(EXERCISE BRIEF) Write out the listing below in full and exactly, leaving out every picture.

(DATA EXCERPTS)
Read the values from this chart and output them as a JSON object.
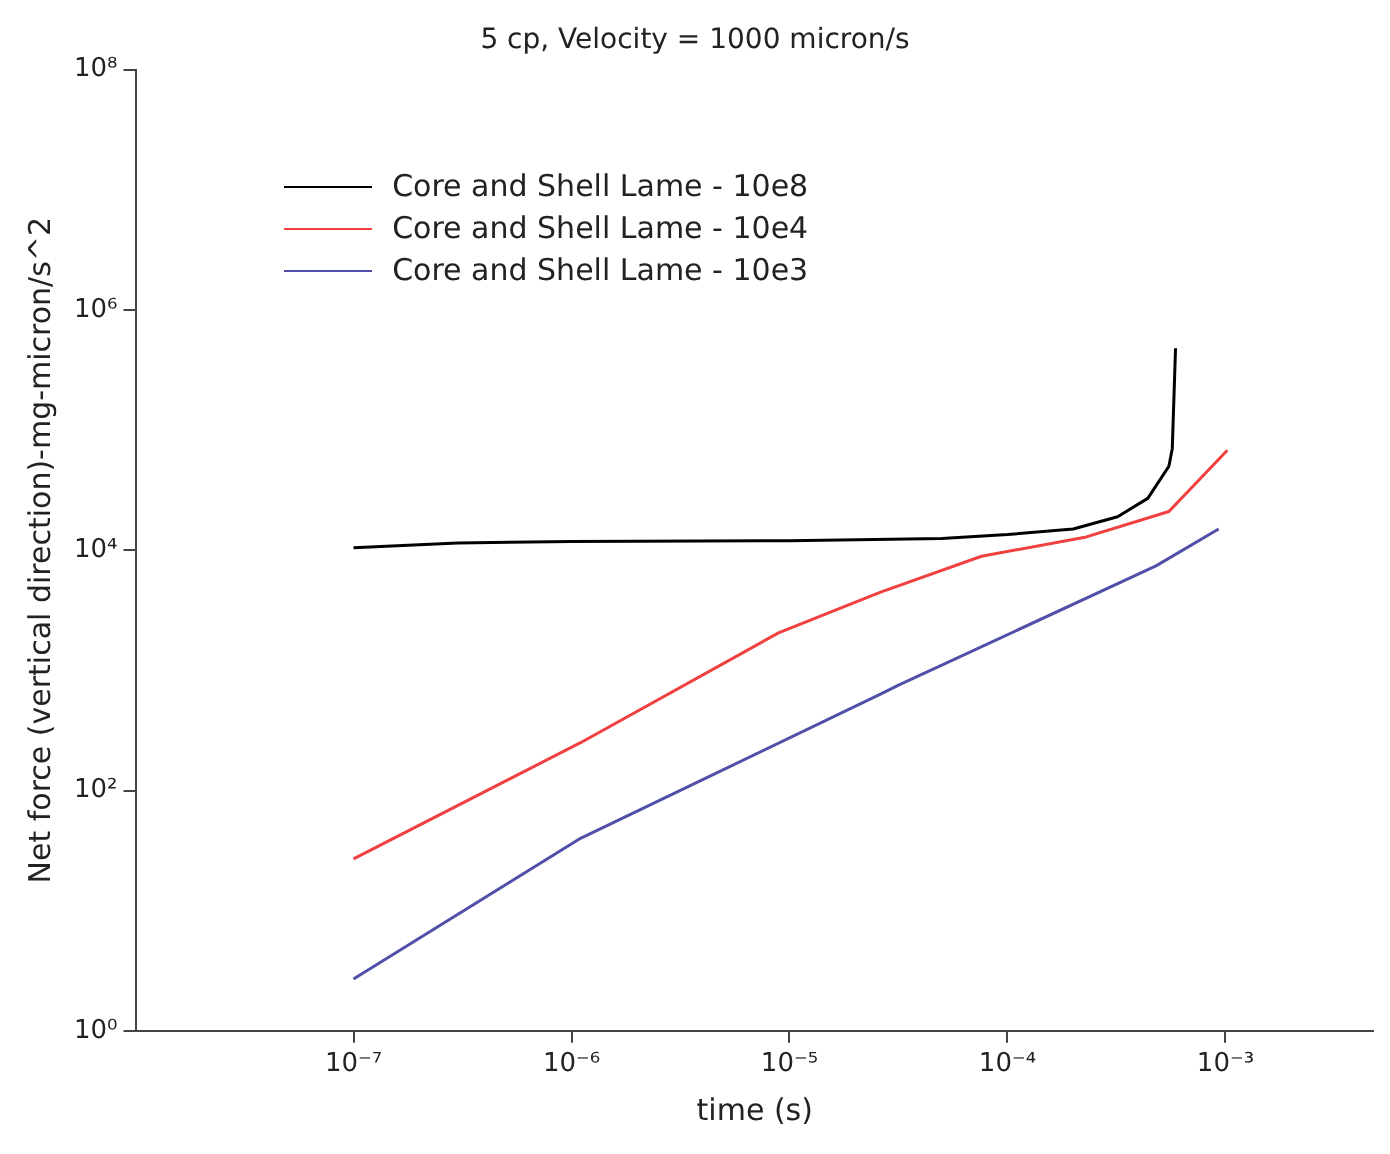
{
  "chart_data": {
    "type": "line",
    "title": "5 cp, Velocity = 1000 micron/s",
    "xlabel": "time (s)",
    "ylabel": "Net force (vertical direction)-mg-micron/s^2",
    "log": "xy",
    "grid": false,
    "legend": "top left",
    "marker": "none",
    "line_style": "solid",
    "xlim": [
      1e-08,
      0.0048
    ],
    "ylim": [
      1,
      100000000.0
    ],
    "xticks": [
      {
        "value": 1e-07,
        "label": "10⁻⁷"
      },
      {
        "value": 1e-06,
        "label": "10⁻⁶"
      },
      {
        "value": 1e-05,
        "label": "10⁻⁵"
      },
      {
        "value": 0.0001,
        "label": "10⁻⁴"
      },
      {
        "value": 0.001,
        "label": "10⁻³"
      }
    ],
    "yticks": [
      {
        "value": 1,
        "label": "10⁰"
      },
      {
        "value": 100,
        "label": "10²"
      },
      {
        "value": 10000,
        "label": "10⁴"
      },
      {
        "value": 1000000,
        "label": "10⁶"
      },
      {
        "value": 100000000,
        "label": "10⁸"
      }
    ],
    "series": [
      {
        "name": "Core and Shell Lame - 10e8",
        "color": "#000000",
        "x": [
          1e-07,
          3e-07,
          1e-06,
          1e-05,
          5e-05,
          0.0001,
          0.0002,
          0.00032,
          0.00044,
          0.00055,
          0.00057,
          0.00059
        ],
        "values": [
          10500,
          11500,
          11800,
          12000,
          12500,
          13500,
          15000,
          19000,
          27000,
          50000,
          70000,
          480000
        ]
      },
      {
        "name": "Core and Shell Lame - 10e4",
        "color": "#f04040",
        "x": [
          1e-07,
          1.1e-06,
          8.9e-06,
          2.6e-05,
          7.6e-05,
          0.00023,
          0.00055,
          0.00102
        ],
        "values": [
          27,
          250,
          2050,
          4460,
          8900,
          12900,
          21000,
          68000
        ]
      },
      {
        "name": "Core and Shell Lame - 10e3",
        "color": "#5050a8",
        "x": [
          1e-07,
          1.1e-06,
          2.6e-05,
          3.2e-05,
          0.00048,
          0.00093
        ],
        "values": [
          2.7,
          40,
          630,
          760,
          7400,
          15000
        ]
      }
    ]
  }
}
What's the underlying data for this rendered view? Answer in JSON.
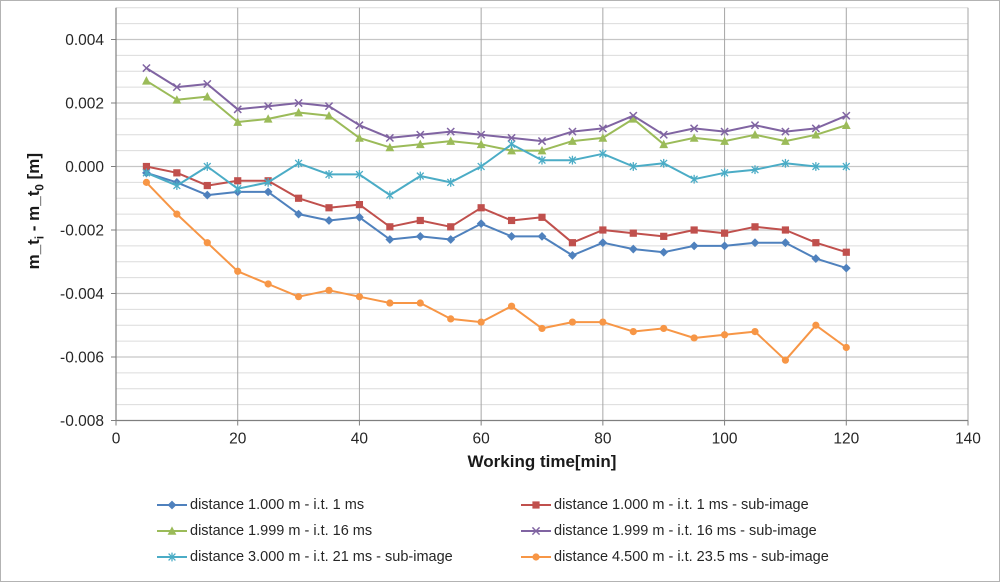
{
  "chart": {
    "x_title": "Working time[min]",
    "y_title": {
      "p1": "m_t",
      "sub_i": "i",
      "p2": " - m_t",
      "sub_0": "0",
      "p3": " [m]"
    }
  },
  "chart_data": {
    "type": "line",
    "title": "",
    "xlabel": "Working time[min]",
    "ylabel": "m_t_i - m_t_0 [m]",
    "xlim": [
      0,
      140
    ],
    "ylim": [
      -0.008,
      0.005
    ],
    "x_ticks": [
      0,
      20,
      40,
      60,
      80,
      100,
      120,
      140
    ],
    "y_ticks": [
      0.004,
      0.002,
      0.0,
      -0.002,
      -0.004,
      -0.006,
      -0.008
    ],
    "minor_grid_step": 0.0005,
    "grid": "both",
    "legend_position": "bottom-two-columns",
    "x": [
      5,
      10,
      15,
      20,
      25,
      30,
      35,
      40,
      45,
      50,
      55,
      60,
      65,
      70,
      75,
      80,
      85,
      90,
      95,
      100,
      105,
      110,
      115,
      120
    ],
    "series": [
      {
        "name": "distance 1.000 m - i.t. 1 ms",
        "color": "#4F81BD",
        "marker": "diamond",
        "values": [
          -0.0002,
          -0.0005,
          -0.0009,
          -0.0008,
          -0.0008,
          -0.0015,
          -0.0017,
          -0.0016,
          -0.0023,
          -0.0022,
          -0.0023,
          -0.0018,
          -0.0022,
          -0.0022,
          -0.0028,
          -0.0024,
          -0.0026,
          -0.0027,
          -0.0025,
          -0.0025,
          -0.0024,
          -0.0024,
          -0.0029,
          -0.0032
        ]
      },
      {
        "name": "distance 1.000 m - i.t. 1 ms - sub-image",
        "color": "#C0504D",
        "marker": "square",
        "values": [
          0.0,
          -0.0002,
          -0.0006,
          -0.00045,
          -0.00045,
          -0.001,
          -0.0013,
          -0.0012,
          -0.0019,
          -0.0017,
          -0.0019,
          -0.0013,
          -0.0017,
          -0.0016,
          -0.0024,
          -0.002,
          -0.0021,
          -0.0022,
          -0.002,
          -0.0021,
          -0.0019,
          -0.002,
          -0.0024,
          -0.0027
        ]
      },
      {
        "name": "distance 1.999 m - i.t. 16 ms",
        "color": "#9BBB59",
        "marker": "triangle",
        "values": [
          0.0027,
          0.0021,
          0.0022,
          0.0014,
          0.0015,
          0.0017,
          0.0016,
          0.0009,
          0.0006,
          0.0007,
          0.0008,
          0.0007,
          0.0005,
          0.0005,
          0.0008,
          0.0009,
          0.0015,
          0.0007,
          0.0009,
          0.0008,
          0.001,
          0.0008,
          0.001,
          0.0013
        ]
      },
      {
        "name": "distance 1.999 m - i.t. 16 ms - sub-image",
        "color": "#8064A2",
        "marker": "x",
        "values": [
          0.0031,
          0.0025,
          0.0026,
          0.0018,
          0.0019,
          0.002,
          0.0019,
          0.0013,
          0.0009,
          0.001,
          0.0011,
          0.001,
          0.0009,
          0.0008,
          0.0011,
          0.0012,
          0.0016,
          0.001,
          0.0012,
          0.0011,
          0.0013,
          0.0011,
          0.0012,
          0.0016
        ]
      },
      {
        "name": "distance 3.000 m - i.t. 21 ms - sub-image",
        "color": "#4BACC6",
        "marker": "asterisk",
        "values": [
          -0.0002,
          -0.0006,
          0.0,
          -0.0007,
          -0.0005,
          0.0001,
          -0.00025,
          -0.00025,
          -0.0009,
          -0.0003,
          -0.0005,
          0.0,
          0.0007,
          0.0002,
          0.0002,
          0.0004,
          0.0,
          0.0001,
          -0.0004,
          -0.0002,
          -0.0001,
          0.0001,
          0.0,
          0.0
        ]
      },
      {
        "name": "distance 4.500 m - i.t. 23.5 ms - sub-image",
        "color": "#F79646",
        "marker": "circle",
        "values": [
          -0.0005,
          -0.0015,
          -0.0024,
          -0.0033,
          -0.0037,
          -0.0041,
          -0.0039,
          -0.0041,
          -0.0043,
          -0.0043,
          -0.0048,
          -0.0049,
          -0.0044,
          -0.0051,
          -0.0049,
          -0.0049,
          -0.0052,
          -0.0051,
          -0.0054,
          -0.0053,
          -0.0052,
          -0.0061,
          -0.005,
          -0.0057
        ]
      }
    ],
    "colors": {
      "grid_minor": "#dcdcdc",
      "grid_major": "#c6c6c6",
      "grid_vertical": "#a6a6a6",
      "axis_line": "#7f7f7f",
      "tick_text": "#262626"
    }
  }
}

(PROBLEM SOLUTION)
Read the values from this chart and output them as a JSON object.
{
  "chart_data": {
    "type": "line",
    "title": "5 cp, Velocity = 1000 micron/s",
    "xlabel": "time (s)",
    "ylabel": "Net force (vertical direction)-mg-micron/s^2",
    "log": "xy",
    "grid": false,
    "legend": "top left",
    "marker": "none",
    "line_style": "solid",
    "xlim": [
      1e-08,
      0.0048
    ],
    "ylim": [
      1,
      100000000.0
    ],
    "xticks": [
      {
        "value": 1e-07,
        "label": "10⁻⁷"
      },
      {
        "value": 1e-06,
        "label": "10⁻⁶"
      },
      {
        "value": 1e-05,
        "label": "10⁻⁵"
      },
      {
        "value": 0.0001,
        "label": "10⁻⁴"
      },
      {
        "value": 0.001,
        "label": "10⁻³"
      }
    ],
    "yticks": [
      {
        "value": 1,
        "label": "10⁰"
      },
      {
        "value": 100,
        "label": "10²"
      },
      {
        "value": 10000,
        "label": "10⁴"
      },
      {
        "value": 1000000,
        "label": "10⁶"
      },
      {
        "value": 100000000,
        "label": "10⁸"
      }
    ],
    "series": [
      {
        "name": "Core and Shell Lame - 10e8",
        "color": "#000000",
        "x": [
          1e-07,
          3e-07,
          1e-06,
          1e-05,
          5e-05,
          0.0001,
          0.0002,
          0.00032,
          0.00044,
          0.00055,
          0.00057,
          0.00059
        ],
        "values": [
          10500,
          11500,
          11800,
          12000,
          12500,
          13500,
          15000,
          19000,
          27000,
          50000,
          70000,
          480000
        ]
      },
      {
        "name": "Core and Shell Lame - 10e4",
        "color": "#f04040",
        "x": [
          1e-07,
          1.1e-06,
          8.9e-06,
          2.6e-05,
          7.6e-05,
          0.00023,
          0.00055,
          0.00102
        ],
        "values": [
          27,
          250,
          2050,
          4460,
          8900,
          12900,
          21000,
          68000
        ]
      },
      {
        "name": "Core and Shell Lame - 10e3",
        "color": "#5050a8",
        "x": [
          1e-07,
          1.1e-06,
          2.6e-05,
          3.2e-05,
          0.00048,
          0.00093
        ],
        "values": [
          2.7,
          40,
          630,
          760,
          7400,
          15000
        ]
      }
    ]
  }
}
What's the underlying data for this rendered view? Answer in JSON.
{
  "chart": {
    "x_title": "Working time[min]",
    "y_title": {
      "p1": "m_t",
      "sub_i": "i",
      "p2": " - m_t",
      "sub_0": "0",
      "p3": " [m]"
    }
  },
  "chart_data": {
    "type": "line",
    "title": "",
    "xlabel": "Working time[min]",
    "ylabel": "m_t_i - m_t_0 [m]",
    "xlim": [
      0,
      140
    ],
    "ylim": [
      -0.008,
      0.005
    ],
    "x_ticks": [
      0,
      20,
      40,
      60,
      80,
      100,
      120,
      140
    ],
    "y_ticks": [
      0.004,
      0.002,
      0.0,
      -0.002,
      -0.004,
      -0.006,
      -0.008
    ],
    "minor_grid_step": 0.0005,
    "grid": "both",
    "legend_position": "bottom-two-columns",
    "x": [
      5,
      10,
      15,
      20,
      25,
      30,
      35,
      40,
      45,
      50,
      55,
      60,
      65,
      70,
      75,
      80,
      85,
      90,
      95,
      100,
      105,
      110,
      115,
      120
    ],
    "series": [
      {
        "name": "distance 1.000 m - i.t. 1 ms",
        "color": "#4F81BD",
        "marker": "diamond",
        "values": [
          -0.0002,
          -0.0005,
          -0.0009,
          -0.0008,
          -0.0008,
          -0.0015,
          -0.0017,
          -0.0016,
          -0.0023,
          -0.0022,
          -0.0023,
          -0.0018,
          -0.0022,
          -0.0022,
          -0.0028,
          -0.0024,
          -0.0026,
          -0.0027,
          -0.0025,
          -0.0025,
          -0.0024,
          -0.0024,
          -0.0029,
          -0.0032
        ]
      },
      {
        "name": "distance 1.000 m - i.t. 1 ms - sub-image",
        "color": "#C0504D",
        "marker": "square",
        "values": [
          0.0,
          -0.0002,
          -0.0006,
          -0.00045,
          -0.00045,
          -0.001,
          -0.0013,
          -0.0012,
          -0.0019,
          -0.0017,
          -0.0019,
          -0.0013,
          -0.0017,
          -0.0016,
          -0.0024,
          -0.002,
          -0.0021,
          -0.0022,
          -0.002,
          -0.0021,
          -0.0019,
          -0.002,
          -0.0024,
          -0.0027
        ]
      },
      {
        "name": "distance 1.999 m - i.t. 16 ms",
        "color": "#9BBB59",
        "marker": "triangle",
        "values": [
          0.0027,
          0.0021,
          0.0022,
          0.0014,
          0.0015,
          0.0017,
          0.0016,
          0.0009,
          0.0006,
          0.0007,
          0.0008,
          0.0007,
          0.0005,
          0.0005,
          0.0008,
          0.0009,
          0.0015,
          0.0007,
          0.0009,
          0.0008,
          0.001,
          0.0008,
          0.001,
          0.0013
        ]
      },
      {
        "name": "distance 1.999 m - i.t. 16 ms - sub-image",
        "color": "#8064A2",
        "marker": "x",
        "values": [
          0.0031,
          0.0025,
          0.0026,
          0.0018,
          0.0019,
          0.002,
          0.0019,
          0.0013,
          0.0009,
          0.001,
          0.0011,
          0.001,
          0.0009,
          0.0008,
          0.0011,
          0.0012,
          0.0016,
          0.001,
          0.0012,
          0.0011,
          0.0013,
          0.0011,
          0.0012,
          0.0016
        ]
      },
      {
        "name": "distance 3.000 m - i.t. 21 ms - sub-image",
        "color": "#4BACC6",
        "marker": "asterisk",
        "values": [
          -0.0002,
          -0.0006,
          0.0,
          -0.0007,
          -0.0005,
          0.0001,
          -0.00025,
          -0.00025,
          -0.0009,
          -0.0003,
          -0.0005,
          0.0,
          0.0007,
          0.0002,
          0.0002,
          0.0004,
          0.0,
          0.0001,
          -0.0004,
          -0.0002,
          -0.0001,
          0.0001,
          0.0,
          0.0
        ]
      },
      {
        "name": "distance 4.500 m - i.t. 23.5 ms - sub-image",
        "color": "#F79646",
        "marker": "circle",
        "values": [
          -0.0005,
          -0.0015,
          -0.0024,
          -0.0033,
          -0.0037,
          -0.0041,
          -0.0039,
          -0.0041,
          -0.0043,
          -0.0043,
          -0.0048,
          -0.0049,
          -0.0044,
          -0.0051,
          -0.0049,
          -0.0049,
          -0.0052,
          -0.0051,
          -0.0054,
          -0.0053,
          -0.0052,
          -0.0061,
          -0.005,
          -0.0057
        ]
      }
    ],
    "colors": {
      "grid_minor": "#dcdcdc",
      "grid_major": "#c6c6c6",
      "grid_vertical": "#a6a6a6",
      "axis_line": "#7f7f7f",
      "tick_text": "#262626"
    }
  }
}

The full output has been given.